REQUIRED WORK:
Locate all lines in the data below that hold "plate" and show them.

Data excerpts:
-=-=-

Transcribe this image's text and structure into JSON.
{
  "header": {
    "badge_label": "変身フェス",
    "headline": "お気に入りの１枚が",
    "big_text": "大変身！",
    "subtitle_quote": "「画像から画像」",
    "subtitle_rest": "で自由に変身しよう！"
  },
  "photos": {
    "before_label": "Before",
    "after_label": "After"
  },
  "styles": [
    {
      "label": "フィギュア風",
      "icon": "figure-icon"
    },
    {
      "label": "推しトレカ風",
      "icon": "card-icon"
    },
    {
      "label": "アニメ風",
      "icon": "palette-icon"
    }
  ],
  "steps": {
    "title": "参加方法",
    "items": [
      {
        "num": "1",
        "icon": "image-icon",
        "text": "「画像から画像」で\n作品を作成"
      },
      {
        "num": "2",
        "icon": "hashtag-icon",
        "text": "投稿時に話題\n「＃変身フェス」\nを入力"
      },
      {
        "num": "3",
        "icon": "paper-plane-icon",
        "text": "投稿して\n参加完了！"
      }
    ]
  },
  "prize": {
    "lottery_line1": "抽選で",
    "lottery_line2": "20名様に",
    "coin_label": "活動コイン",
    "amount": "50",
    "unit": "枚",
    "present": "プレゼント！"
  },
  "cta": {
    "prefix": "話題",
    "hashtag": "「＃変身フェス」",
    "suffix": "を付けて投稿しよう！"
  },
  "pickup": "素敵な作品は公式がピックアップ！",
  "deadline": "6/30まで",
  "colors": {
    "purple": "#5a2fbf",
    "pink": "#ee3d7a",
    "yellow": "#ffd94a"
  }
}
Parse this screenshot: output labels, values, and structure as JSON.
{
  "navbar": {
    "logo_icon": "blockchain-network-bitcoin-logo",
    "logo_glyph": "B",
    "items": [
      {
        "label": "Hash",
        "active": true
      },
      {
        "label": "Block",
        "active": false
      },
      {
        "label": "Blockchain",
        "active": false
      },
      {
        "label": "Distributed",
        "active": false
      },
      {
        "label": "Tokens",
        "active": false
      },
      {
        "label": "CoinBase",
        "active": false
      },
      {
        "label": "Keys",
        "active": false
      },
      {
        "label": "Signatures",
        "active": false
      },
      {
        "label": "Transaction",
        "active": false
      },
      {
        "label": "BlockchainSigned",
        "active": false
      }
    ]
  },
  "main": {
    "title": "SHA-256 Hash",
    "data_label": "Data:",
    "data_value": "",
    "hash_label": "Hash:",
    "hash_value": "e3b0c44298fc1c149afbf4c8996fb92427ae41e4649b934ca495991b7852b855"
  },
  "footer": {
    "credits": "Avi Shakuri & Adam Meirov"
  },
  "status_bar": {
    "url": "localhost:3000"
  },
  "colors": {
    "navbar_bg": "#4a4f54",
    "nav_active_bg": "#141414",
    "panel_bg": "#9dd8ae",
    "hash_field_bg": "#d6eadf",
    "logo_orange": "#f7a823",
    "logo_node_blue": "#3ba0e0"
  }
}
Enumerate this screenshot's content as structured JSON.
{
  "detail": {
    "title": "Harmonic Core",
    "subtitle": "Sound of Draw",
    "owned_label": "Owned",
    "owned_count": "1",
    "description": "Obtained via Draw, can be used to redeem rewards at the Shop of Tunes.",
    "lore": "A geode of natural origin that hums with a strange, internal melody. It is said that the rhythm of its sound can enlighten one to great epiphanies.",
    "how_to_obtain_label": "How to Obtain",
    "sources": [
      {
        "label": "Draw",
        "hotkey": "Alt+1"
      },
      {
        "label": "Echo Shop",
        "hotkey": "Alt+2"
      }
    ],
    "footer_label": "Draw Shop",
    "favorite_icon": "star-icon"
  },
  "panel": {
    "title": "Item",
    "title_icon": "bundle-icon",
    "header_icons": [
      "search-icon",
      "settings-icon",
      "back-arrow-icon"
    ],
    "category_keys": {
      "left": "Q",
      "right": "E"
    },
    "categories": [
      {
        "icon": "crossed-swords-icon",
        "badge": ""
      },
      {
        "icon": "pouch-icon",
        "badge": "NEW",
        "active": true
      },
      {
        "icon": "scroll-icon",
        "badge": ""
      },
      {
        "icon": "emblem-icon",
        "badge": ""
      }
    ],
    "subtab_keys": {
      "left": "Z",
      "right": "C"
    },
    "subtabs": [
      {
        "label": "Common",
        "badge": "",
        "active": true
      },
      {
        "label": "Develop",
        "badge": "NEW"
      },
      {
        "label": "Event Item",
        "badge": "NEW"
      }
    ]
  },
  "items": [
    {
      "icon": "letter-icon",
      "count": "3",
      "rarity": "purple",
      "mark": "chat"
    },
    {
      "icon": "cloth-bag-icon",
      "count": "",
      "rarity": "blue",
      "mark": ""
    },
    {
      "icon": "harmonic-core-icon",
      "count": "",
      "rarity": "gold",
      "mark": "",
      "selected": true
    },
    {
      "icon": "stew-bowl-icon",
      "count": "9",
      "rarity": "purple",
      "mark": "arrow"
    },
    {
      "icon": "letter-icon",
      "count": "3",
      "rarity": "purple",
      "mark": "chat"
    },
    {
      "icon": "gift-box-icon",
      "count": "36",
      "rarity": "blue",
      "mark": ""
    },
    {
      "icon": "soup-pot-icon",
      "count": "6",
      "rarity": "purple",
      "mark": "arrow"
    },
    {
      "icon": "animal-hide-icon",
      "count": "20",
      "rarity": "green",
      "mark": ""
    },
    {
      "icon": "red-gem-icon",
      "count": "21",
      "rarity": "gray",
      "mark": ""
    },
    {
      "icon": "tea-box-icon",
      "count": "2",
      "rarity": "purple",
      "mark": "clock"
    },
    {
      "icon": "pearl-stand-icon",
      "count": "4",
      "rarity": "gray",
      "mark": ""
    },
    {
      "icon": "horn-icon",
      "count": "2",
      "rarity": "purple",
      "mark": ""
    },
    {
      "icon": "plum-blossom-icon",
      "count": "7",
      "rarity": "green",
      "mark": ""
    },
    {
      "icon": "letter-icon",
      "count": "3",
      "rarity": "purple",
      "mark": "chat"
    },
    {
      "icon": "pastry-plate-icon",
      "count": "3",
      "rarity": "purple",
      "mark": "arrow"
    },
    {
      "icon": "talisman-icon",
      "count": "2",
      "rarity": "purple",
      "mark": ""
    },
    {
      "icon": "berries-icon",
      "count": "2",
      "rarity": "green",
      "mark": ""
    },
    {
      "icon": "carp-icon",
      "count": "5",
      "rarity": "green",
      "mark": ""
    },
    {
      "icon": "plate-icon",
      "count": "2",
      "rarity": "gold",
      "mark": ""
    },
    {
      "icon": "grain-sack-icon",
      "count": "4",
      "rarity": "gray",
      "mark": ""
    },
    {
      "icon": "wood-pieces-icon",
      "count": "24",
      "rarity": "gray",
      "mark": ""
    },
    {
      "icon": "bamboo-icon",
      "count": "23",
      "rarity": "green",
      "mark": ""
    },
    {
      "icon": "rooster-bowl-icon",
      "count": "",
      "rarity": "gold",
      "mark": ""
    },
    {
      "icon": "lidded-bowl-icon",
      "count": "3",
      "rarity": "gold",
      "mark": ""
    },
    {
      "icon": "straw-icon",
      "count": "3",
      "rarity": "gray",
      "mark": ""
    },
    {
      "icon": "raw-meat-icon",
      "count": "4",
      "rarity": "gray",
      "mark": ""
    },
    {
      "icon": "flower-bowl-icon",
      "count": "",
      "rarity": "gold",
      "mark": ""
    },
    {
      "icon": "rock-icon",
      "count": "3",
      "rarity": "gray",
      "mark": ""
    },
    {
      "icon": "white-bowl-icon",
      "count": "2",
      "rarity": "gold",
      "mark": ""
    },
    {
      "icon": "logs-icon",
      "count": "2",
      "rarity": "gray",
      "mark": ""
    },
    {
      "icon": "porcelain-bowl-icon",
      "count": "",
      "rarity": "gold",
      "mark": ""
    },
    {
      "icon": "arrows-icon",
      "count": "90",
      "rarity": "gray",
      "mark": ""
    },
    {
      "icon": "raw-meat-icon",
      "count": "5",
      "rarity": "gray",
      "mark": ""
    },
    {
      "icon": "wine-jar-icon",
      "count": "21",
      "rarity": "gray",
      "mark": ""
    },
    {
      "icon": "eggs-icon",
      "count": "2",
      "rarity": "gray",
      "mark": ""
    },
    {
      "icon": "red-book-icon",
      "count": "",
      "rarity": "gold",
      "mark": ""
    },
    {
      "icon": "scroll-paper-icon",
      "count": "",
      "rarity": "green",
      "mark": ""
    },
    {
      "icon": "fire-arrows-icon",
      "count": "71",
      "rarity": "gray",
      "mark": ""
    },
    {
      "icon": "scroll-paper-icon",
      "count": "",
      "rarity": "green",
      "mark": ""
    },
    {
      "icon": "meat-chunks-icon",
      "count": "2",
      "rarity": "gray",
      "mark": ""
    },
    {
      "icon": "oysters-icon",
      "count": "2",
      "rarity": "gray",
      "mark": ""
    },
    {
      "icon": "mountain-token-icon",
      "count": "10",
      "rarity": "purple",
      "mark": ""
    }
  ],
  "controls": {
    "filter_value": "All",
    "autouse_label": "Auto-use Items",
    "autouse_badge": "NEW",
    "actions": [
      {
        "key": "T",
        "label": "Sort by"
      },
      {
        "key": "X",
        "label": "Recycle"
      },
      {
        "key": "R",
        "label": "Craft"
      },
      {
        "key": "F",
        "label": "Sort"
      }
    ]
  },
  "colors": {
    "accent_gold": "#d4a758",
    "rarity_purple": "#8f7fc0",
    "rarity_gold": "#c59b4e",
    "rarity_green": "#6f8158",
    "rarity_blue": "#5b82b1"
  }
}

-=-=-

TASK RESPONSE:
      "icon": "pastry-plate-icon",
      "icon": "plate-icon",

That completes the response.